__Problem description__: Quote the data below in full, please, without altering anything.
-- begin Data for the task --
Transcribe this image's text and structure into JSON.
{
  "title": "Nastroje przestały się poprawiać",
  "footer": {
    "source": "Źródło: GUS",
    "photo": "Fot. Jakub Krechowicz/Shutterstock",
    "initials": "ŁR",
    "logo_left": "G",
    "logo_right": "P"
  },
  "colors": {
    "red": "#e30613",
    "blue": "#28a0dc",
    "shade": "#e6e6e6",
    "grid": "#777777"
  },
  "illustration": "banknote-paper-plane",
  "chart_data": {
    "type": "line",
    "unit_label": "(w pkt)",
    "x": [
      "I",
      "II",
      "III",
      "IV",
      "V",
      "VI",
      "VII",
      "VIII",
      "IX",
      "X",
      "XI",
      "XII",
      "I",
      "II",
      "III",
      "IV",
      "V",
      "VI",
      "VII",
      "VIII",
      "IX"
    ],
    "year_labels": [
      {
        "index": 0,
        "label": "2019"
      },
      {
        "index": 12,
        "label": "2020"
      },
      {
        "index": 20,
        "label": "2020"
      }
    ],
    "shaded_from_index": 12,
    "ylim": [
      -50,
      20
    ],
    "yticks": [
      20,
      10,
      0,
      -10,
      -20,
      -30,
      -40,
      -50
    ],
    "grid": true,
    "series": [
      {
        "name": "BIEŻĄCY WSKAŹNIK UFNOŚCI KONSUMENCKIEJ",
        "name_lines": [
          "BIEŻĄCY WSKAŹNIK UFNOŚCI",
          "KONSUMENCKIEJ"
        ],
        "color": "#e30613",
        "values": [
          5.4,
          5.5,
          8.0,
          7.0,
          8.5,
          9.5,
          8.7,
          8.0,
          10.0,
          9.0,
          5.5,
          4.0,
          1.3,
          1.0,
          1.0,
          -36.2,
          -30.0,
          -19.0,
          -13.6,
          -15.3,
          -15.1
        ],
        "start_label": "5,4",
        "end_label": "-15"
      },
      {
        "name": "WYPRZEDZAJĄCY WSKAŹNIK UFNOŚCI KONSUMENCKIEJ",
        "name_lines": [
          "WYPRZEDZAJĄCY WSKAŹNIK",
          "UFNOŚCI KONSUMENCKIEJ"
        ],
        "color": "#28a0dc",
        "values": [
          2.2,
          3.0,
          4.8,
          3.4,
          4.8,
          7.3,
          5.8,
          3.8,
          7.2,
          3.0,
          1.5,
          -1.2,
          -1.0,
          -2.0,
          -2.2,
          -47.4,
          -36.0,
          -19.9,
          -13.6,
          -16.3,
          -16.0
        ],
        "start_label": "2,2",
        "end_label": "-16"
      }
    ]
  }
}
-- end Data for the task --
__Solution to this exercise__:
Transcribe this image's text and structure into JSON.
{
  "title": "Nastroje przestały się poprawiać",
  "footer": {
    "source": "Źródło: GUS",
    "photo": "Fot. Jakub Krechowicz/Shutterstock",
    "initials": "ŁR",
    "logo_left": "G",
    "logo_right": "P"
  },
  "colors": {
    "red": "#e30613",
    "blue": "#28a0dc",
    "shade": "#e6e6e6",
    "grid": "#777777"
  },
  "illustration": "banknote-paper-plane",
  "chart_data": {
    "type": "line",
    "unit_label": "(w pkt)",
    "x": [
      "I",
      "II",
      "III",
      "IV",
      "V",
      "VI",
      "VII",
      "VIII",
      "IX",
      "X",
      "XI",
      "XII",
      "I",
      "II",
      "III",
      "IV",
      "V",
      "VI",
      "VII",
      "VIII",
      "IX"
    ],
    "year_labels": [
      {
        "index": 0,
        "label": "2019"
      },
      {
        "index": 12,
        "label": "2020"
      },
      {
        "index": 20,
        "label": "2020"
      }
    ],
    "shaded_from_index": 12,
    "ylim": [
      -50,
      20
    ],
    "yticks": [
      20,
      10,
      0,
      -10,
      -20,
      -30,
      -40,
      -50
    ],
    "grid": true,
    "series": [
      {
        "name": "BIEŻĄCY WSKAŹNIK UFNOŚCI KONSUMENCKIEJ",
        "name_lines": [
          "BIEŻĄCY WSKAŹNIK UFNOŚCI",
          "KONSUMENCKIEJ"
        ],
        "color": "#e30613",
        "values": [
          5.4,
          5.5,
          8.0,
          7.0,
          8.5,
          9.5,
          8.7,
          8.0,
          10.0,
          9.0,
          5.5,
          4.0,
          1.3,
          1.0,
          1.0,
          -36.2,
          -30.0,
          -19.0,
          -13.6,
          -15.3,
          -15.1
        ],
        "start_label": "5,4",
        "end_label": "-15"
      },
      {
        "name": "WYPRZEDZAJĄCY WSKAŹNIK UFNOŚCI KONSUMENCKIEJ",
        "name_lines": [
          "WYPRZEDZAJĄCY WSKAŹNIK",
          "UFNOŚCI KONSUMENCKIEJ"
        ],
        "color": "#28a0dc",
        "values": [
          2.2,
          3.0,
          4.8,
          3.4,
          4.8,
          7.3,
          5.8,
          3.8,
          7.2,
          3.0,
          1.5,
          -1.2,
          -1.0,
          -2.0,
          -2.2,
          -47.4,
          -36.0,
          -19.9,
          -13.6,
          -16.3,
          -16.0
        ],
        "start_label": "2,2",
        "end_label": "-16"
      }
    ]
  }
}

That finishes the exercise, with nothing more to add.